▶ **Task goal**:
Can you turn the lines of the listing into a numbered list, beginning at the line that has "Patent image size: (663, 610)." and stopping after the line that has "The ball channel 26 is at (457, 378).", with blank lines left out?

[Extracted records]
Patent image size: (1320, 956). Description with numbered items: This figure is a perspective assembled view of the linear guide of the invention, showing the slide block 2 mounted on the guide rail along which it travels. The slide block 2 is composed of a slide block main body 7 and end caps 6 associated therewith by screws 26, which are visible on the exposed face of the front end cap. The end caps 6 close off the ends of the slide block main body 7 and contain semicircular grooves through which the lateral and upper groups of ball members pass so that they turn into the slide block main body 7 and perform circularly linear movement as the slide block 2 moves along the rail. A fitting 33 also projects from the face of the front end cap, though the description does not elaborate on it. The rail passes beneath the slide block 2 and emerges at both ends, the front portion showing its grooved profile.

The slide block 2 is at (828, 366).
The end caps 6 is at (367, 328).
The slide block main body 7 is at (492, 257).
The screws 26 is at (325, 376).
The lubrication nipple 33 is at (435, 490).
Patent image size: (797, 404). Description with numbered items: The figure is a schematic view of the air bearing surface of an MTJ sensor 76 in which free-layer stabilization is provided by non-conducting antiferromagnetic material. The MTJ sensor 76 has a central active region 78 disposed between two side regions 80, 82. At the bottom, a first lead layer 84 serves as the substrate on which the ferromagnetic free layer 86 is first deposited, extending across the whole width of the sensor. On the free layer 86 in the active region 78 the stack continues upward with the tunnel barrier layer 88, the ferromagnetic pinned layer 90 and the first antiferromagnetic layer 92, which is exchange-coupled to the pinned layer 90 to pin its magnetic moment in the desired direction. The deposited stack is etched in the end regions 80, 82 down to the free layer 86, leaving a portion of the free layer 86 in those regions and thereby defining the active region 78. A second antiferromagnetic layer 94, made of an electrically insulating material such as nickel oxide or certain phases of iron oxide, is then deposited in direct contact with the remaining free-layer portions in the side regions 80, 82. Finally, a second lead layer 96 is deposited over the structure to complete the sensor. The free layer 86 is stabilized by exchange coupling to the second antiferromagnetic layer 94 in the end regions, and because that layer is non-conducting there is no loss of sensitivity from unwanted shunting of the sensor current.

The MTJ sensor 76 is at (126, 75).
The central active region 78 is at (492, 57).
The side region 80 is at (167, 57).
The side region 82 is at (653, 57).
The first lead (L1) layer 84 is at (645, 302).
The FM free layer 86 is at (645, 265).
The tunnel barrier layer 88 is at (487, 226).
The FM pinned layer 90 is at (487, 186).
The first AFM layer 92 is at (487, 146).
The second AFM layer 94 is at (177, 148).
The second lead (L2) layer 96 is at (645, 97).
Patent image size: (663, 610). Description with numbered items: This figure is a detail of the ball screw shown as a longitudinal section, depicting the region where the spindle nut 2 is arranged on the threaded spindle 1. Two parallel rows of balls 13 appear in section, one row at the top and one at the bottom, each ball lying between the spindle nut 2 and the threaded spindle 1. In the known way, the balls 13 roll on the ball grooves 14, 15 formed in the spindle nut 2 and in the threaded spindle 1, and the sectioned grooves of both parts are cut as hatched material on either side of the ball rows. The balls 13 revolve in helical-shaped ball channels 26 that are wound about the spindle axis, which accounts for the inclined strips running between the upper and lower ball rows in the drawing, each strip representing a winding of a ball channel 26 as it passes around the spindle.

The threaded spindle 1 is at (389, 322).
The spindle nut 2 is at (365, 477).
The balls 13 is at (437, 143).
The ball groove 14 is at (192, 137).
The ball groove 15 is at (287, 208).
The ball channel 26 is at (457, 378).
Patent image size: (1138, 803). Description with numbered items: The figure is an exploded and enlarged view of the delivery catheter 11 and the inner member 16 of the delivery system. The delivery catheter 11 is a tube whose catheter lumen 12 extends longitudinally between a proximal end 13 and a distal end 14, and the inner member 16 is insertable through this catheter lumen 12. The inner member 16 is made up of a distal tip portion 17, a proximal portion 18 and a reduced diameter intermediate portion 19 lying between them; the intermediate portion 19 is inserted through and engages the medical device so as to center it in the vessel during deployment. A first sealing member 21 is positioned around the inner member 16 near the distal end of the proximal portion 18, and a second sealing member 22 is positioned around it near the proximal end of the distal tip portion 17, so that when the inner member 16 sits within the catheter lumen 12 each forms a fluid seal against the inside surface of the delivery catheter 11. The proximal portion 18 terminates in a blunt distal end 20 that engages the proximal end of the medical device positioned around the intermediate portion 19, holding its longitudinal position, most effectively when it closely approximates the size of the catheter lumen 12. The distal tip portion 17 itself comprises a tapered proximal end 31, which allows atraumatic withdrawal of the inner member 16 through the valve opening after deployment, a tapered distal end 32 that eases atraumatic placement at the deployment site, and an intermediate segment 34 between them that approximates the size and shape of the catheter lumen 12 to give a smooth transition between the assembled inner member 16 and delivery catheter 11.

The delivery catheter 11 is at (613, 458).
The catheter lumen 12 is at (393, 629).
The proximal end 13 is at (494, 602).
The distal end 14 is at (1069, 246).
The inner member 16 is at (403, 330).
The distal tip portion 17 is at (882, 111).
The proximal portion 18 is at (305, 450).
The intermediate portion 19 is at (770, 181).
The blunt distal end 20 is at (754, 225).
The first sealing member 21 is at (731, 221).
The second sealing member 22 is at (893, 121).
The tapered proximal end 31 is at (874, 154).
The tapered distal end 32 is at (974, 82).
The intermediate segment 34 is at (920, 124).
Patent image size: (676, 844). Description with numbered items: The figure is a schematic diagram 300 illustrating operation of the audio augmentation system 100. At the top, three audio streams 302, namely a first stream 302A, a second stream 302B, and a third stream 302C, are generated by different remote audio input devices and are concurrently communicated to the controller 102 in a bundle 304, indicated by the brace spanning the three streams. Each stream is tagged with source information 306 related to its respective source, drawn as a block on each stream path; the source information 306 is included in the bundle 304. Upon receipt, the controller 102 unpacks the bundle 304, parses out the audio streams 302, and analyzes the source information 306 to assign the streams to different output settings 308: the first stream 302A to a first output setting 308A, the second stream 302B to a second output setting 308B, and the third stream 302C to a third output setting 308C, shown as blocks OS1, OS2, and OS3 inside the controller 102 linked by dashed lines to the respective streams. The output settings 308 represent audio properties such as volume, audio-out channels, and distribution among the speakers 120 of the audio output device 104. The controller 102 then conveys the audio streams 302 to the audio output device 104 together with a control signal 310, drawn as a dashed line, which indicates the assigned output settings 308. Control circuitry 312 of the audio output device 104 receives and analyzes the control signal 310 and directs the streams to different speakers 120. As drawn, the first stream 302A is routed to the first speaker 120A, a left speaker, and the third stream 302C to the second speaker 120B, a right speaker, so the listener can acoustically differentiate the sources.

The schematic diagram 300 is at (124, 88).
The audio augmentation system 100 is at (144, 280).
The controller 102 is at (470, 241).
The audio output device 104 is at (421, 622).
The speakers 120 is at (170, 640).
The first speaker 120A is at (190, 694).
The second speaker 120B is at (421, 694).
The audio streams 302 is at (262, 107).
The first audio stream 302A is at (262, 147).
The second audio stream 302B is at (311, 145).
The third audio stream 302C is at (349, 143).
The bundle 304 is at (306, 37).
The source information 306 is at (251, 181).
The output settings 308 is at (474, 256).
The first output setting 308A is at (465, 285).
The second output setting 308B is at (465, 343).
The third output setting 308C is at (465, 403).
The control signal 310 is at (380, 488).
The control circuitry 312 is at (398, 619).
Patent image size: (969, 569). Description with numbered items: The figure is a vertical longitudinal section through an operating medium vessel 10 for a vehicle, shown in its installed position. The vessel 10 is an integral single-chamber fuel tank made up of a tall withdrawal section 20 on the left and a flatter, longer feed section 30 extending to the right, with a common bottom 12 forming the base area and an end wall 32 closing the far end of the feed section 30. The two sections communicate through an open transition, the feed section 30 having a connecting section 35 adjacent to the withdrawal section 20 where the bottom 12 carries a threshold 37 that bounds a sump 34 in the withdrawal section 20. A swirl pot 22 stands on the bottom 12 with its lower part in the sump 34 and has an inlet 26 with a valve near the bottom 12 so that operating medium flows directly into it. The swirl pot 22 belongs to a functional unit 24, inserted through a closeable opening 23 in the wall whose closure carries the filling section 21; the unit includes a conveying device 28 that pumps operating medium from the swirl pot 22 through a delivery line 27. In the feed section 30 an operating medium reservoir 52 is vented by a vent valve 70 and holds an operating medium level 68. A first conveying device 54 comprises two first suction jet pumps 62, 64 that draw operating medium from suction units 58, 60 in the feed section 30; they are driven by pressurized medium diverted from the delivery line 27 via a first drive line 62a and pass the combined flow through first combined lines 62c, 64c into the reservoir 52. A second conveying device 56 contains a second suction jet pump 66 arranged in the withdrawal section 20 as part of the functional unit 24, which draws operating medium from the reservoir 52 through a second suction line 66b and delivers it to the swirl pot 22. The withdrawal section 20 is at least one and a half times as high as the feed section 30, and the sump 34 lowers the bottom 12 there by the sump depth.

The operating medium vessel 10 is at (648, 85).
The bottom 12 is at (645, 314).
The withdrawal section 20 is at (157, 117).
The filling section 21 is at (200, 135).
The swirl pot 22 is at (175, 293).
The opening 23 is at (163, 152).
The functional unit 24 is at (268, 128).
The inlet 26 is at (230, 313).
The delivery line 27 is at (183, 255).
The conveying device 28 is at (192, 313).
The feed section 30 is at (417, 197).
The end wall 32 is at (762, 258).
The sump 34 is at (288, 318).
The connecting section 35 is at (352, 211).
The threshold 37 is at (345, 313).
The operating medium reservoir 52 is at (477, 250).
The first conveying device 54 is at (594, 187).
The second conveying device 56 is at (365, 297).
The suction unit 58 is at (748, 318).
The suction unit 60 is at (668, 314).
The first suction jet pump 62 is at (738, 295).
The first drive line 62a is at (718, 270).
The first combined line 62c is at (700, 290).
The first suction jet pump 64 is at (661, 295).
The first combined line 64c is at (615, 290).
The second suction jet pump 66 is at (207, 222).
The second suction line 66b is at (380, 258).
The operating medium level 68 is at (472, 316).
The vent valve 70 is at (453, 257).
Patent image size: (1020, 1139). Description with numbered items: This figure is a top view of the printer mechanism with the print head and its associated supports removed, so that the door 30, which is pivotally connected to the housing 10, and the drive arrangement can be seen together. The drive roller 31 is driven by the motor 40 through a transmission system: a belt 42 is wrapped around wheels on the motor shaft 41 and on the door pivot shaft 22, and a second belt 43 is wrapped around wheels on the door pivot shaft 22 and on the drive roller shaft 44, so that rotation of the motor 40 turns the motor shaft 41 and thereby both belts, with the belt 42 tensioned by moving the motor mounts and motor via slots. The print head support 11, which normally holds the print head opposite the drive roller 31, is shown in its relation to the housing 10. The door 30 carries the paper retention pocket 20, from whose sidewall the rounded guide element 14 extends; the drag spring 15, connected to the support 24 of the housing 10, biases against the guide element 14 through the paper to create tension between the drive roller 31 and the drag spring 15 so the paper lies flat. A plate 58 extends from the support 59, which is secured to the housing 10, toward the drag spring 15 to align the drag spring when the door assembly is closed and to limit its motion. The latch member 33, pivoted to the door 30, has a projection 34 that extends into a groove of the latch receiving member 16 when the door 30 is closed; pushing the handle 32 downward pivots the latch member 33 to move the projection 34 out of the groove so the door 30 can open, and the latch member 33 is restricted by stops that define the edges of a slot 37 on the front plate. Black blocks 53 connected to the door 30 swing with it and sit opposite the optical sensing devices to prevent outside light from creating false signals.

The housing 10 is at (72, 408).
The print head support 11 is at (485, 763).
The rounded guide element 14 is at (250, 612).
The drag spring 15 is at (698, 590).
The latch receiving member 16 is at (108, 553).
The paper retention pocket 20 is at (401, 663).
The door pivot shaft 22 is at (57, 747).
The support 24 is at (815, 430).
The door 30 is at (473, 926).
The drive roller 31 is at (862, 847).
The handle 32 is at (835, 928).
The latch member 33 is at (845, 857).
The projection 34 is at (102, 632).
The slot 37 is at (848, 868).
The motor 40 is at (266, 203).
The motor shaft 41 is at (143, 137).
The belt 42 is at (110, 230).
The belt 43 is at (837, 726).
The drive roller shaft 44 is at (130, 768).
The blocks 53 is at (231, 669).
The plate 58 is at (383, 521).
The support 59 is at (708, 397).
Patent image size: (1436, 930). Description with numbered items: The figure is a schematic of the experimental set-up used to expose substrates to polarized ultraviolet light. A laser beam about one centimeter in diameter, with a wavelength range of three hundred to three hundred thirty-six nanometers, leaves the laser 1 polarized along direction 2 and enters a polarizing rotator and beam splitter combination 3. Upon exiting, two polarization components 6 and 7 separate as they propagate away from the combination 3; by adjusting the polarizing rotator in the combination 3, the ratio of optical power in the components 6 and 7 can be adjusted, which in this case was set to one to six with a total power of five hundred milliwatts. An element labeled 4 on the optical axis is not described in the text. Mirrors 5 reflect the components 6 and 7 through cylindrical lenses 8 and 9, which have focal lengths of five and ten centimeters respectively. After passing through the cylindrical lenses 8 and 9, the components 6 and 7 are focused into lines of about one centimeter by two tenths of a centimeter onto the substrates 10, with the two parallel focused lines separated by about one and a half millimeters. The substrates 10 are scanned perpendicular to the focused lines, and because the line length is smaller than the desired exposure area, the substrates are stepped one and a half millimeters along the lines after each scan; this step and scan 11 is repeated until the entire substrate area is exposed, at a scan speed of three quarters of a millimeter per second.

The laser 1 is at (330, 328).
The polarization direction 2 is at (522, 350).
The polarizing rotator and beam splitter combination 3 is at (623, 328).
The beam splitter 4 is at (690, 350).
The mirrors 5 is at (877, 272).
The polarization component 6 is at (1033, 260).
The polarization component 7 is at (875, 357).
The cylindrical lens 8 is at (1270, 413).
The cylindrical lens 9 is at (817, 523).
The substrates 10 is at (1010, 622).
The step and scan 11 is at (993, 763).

▶ **Response**:
1. Patent image size: (663, 610). Description with numbered items: This figure is a detail of the ball screw shown as a longitudinal section, depicting the region where the spindle nut 2 is arranged on the threaded spindle 1. Two parallel rows of balls 13 appear in section, one row at the top and one at the bottom, each ball lying between the spindle nut 2 and the threaded spindle 1. In the known way, the balls 13 roll on the ball grooves 14, 15 formed in the spindle nut 2 and in the threaded spindle 1, and the sectioned grooves of both parts are cut as hatched material on either side of the ball rows. The balls 13 revolve in helical-shaped ball channels 26 that are wound about the spindle axis, which accounts for the inclined strips running between the upper and lower ball rows in the drawing, each strip representing a winding of a ball channel 26 as it passes around the spindle.
2. The threaded spindle 1 is at (389, 322).
3. The spindle nut 2 is at (365, 477).
4. The balls 13 is at (437, 143).
5. The ball groove 14 is at (192, 137).
6. The ball groove 15 is at (287, 208).
7. The ball channel 26 is at (457, 378).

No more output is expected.